──────── DATASET EXTRACT

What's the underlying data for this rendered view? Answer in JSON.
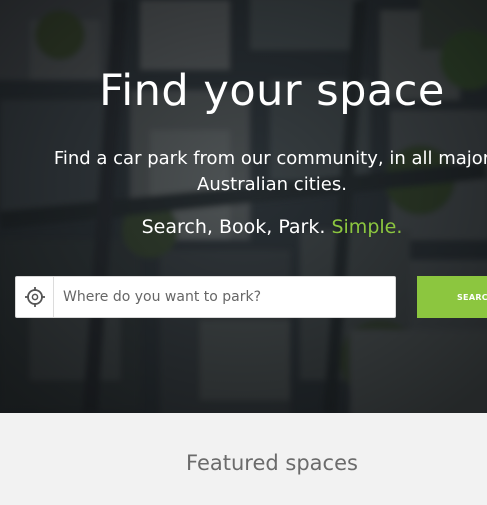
{
  "hero": {
    "title": "Find your space",
    "subtitle_line1": "Find a car park from our community, in all major",
    "subtitle_line2": "Australian cities.",
    "tagline": "Search, Book, Park.",
    "tagline_accent": "Simple."
  },
  "search": {
    "placeholder": "Where do you want to park?",
    "value": "",
    "button_label": "SEARCH",
    "locate_icon": "crosshair-icon"
  },
  "featured": {
    "title": "Featured spaces"
  },
  "colors": {
    "accent": "#8cc63f",
    "hero_overlay": "#2b3238",
    "section_bg": "#f2f2f2"
  }
}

────────────────

**TASK DESCRIPTION:** Except for the pictures, give all the material above again verbatim.

**REPLY:**
What's the underlying data for this rendered view? Answer in JSON.
{
  "hero": {
    "title": "Find your space",
    "subtitle_line1": "Find a car park from our community, in all major",
    "subtitle_line2": "Australian cities.",
    "tagline": "Search, Book, Park.",
    "tagline_accent": "Simple."
  },
  "search": {
    "placeholder": "Where do you want to park?",
    "value": "",
    "button_label": "SEARCH",
    "locate_icon": "crosshair-icon"
  },
  "featured": {
    "title": "Featured spaces"
  },
  "colors": {
    "accent": "#8cc63f",
    "hero_overlay": "#2b3238",
    "section_bg": "#f2f2f2"
  }
}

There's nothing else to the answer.